> **EXERCISE PROMPT**
Leave out the pictures and repeat everything else in the records exactly.

> **EXTRACTED ENTRIES**
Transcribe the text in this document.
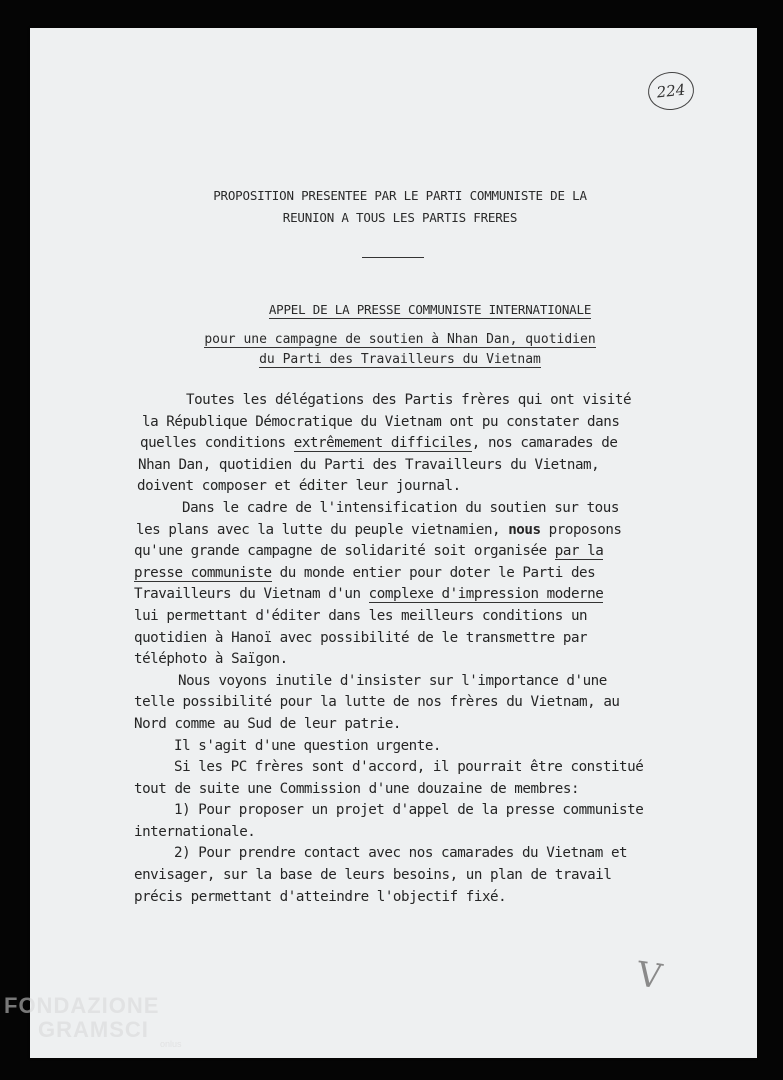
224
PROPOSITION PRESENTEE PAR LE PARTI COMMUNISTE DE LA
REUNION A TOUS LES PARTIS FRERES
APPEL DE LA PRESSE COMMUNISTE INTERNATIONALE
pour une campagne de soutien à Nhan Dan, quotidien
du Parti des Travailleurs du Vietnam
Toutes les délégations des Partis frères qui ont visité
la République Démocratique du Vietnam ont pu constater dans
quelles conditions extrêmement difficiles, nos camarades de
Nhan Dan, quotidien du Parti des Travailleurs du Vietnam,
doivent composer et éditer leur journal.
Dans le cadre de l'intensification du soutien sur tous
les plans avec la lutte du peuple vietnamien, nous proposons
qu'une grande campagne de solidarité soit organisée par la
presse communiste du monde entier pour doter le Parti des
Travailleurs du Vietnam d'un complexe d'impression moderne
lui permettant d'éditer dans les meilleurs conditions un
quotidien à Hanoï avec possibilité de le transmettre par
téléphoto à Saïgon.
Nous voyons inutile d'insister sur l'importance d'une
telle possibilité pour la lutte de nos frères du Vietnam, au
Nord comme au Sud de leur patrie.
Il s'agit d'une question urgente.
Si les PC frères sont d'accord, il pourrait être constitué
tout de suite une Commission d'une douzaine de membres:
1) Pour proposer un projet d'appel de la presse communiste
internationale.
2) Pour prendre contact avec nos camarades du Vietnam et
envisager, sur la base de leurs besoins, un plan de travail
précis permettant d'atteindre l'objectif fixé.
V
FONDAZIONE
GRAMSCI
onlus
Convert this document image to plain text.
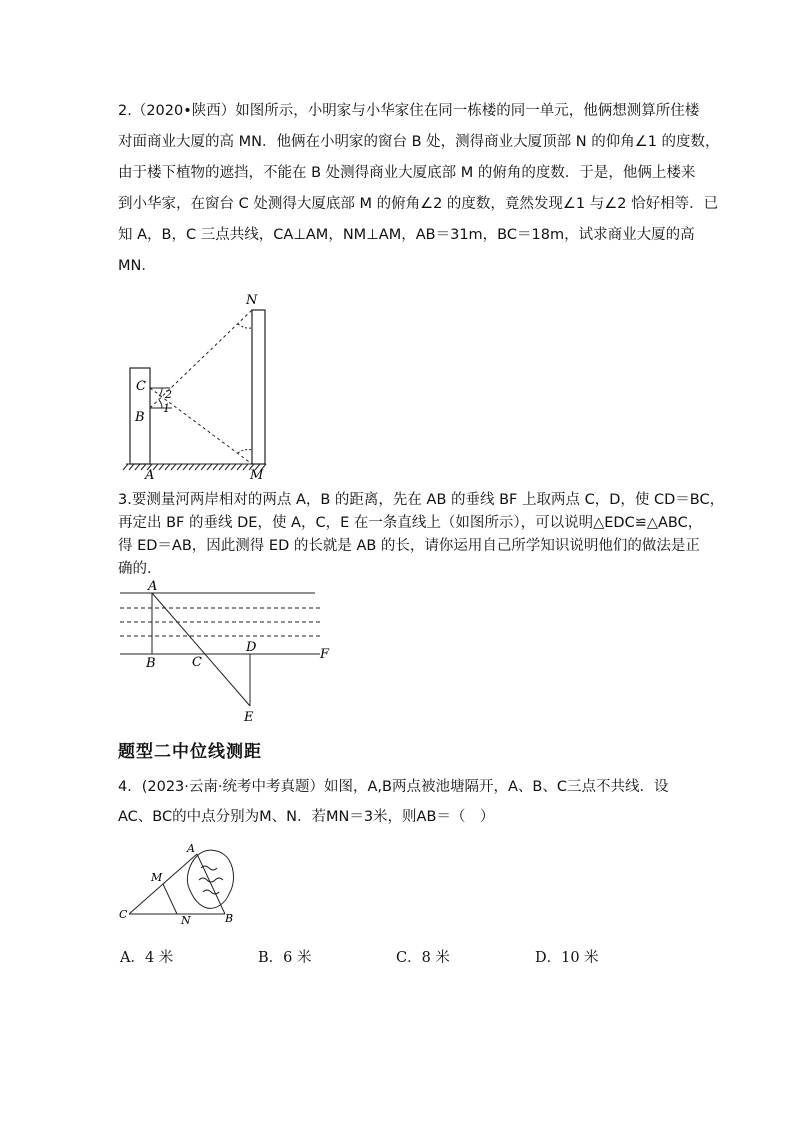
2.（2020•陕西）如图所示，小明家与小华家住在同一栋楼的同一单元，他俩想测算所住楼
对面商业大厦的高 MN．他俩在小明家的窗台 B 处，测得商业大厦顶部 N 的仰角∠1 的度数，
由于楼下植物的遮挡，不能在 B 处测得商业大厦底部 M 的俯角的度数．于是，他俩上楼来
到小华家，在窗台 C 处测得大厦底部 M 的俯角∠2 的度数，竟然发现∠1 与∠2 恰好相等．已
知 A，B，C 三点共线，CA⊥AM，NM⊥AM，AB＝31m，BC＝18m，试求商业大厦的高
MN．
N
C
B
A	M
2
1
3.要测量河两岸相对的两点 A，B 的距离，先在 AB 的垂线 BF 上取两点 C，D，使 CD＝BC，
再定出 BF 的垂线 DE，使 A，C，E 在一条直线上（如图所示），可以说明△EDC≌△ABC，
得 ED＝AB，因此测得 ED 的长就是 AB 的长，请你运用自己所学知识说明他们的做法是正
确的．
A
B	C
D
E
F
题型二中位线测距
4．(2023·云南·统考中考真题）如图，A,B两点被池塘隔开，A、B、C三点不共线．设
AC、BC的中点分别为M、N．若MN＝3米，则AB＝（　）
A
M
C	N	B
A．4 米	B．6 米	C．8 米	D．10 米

> **COMPLETED EXERCISE**
Transcribe the text in this document.
224
PROPOSITION PRESENTEE PAR LE PARTI COMMUNISTE DE LA
REUNION A TOUS LES PARTIS FRERES
APPEL DE LA PRESSE COMMUNISTE INTERNATIONALE
pour une campagne de soutien à Nhan Dan, quotidien
du Parti des Travailleurs du Vietnam
Toutes les délégations des Partis frères qui ont visité
la République Démocratique du Vietnam ont pu constater dans
quelles conditions extrêmement difficiles, nos camarades de
Nhan Dan, quotidien du Parti des Travailleurs du Vietnam,
doivent composer et éditer leur journal.
Dans le cadre de l'intensification du soutien sur tous
les plans avec la lutte du peuple vietnamien, nous proposons
qu'une grande campagne de solidarité soit organisée par la
presse communiste du monde entier pour doter le Parti des
Travailleurs du Vietnam d'un complexe d'impression moderne
lui permettant d'éditer dans les meilleurs conditions un
quotidien à Hanoï avec possibilité de le transmettre par
téléphoto à Saïgon.
Nous voyons inutile d'insister sur l'importance d'une
telle possibilité pour la lutte de nos frères du Vietnam, au
Nord comme au Sud de leur patrie.
Il s'agit d'une question urgente.
Si les PC frères sont d'accord, il pourrait être constitué
tout de suite une Commission d'une douzaine de membres:
1) Pour proposer un projet d'appel de la presse communiste
internationale.
2) Pour prendre contact avec nos camarades du Vietnam et
envisager, sur la base de leurs besoins, un plan de travail
précis permettant d'atteindre l'objectif fixé.
V
FONDAZIONE
GRAMSCI
onlus
Convert this document image to plain text.
2.（2020•陕西）如图所示，小明家与小华家住在同一栋楼的同一单元，他俩想测算所住楼
对面商业大厦的高 MN．他俩在小明家的窗台 B 处，测得商业大厦顶部 N 的仰角∠1 的度数，
由于楼下植物的遮挡，不能在 B 处测得商业大厦底部 M 的俯角的度数．于是，他俩上楼来
到小华家，在窗台 C 处测得大厦底部 M 的俯角∠2 的度数，竟然发现∠1 与∠2 恰好相等．已
知 A，B，C 三点共线，CA⊥AM，NM⊥AM，AB＝31m，BC＝18m，试求商业大厦的高
MN．
N
C
B
A	M
2
1
3.要测量河两岸相对的两点 A，B 的距离，先在 AB 的垂线 BF 上取两点 C，D，使 CD＝BC，
再定出 BF 的垂线 DE，使 A，C，E 在一条直线上（如图所示），可以说明△EDC≌△ABC，
得 ED＝AB，因此测得 ED 的长就是 AB 的长，请你运用自己所学知识说明他们的做法是正
确的．
A
B	C
D
E
F
题型二中位线测距
4．(2023·云南·统考中考真题）如图，A,B两点被池塘隔开，A、B、C三点不共线．设
AC、BC的中点分别为M、N．若MN＝3米，则AB＝（　）
A
M
C	N	B
A．4 米	B．6 米	C．8 米	D．10 米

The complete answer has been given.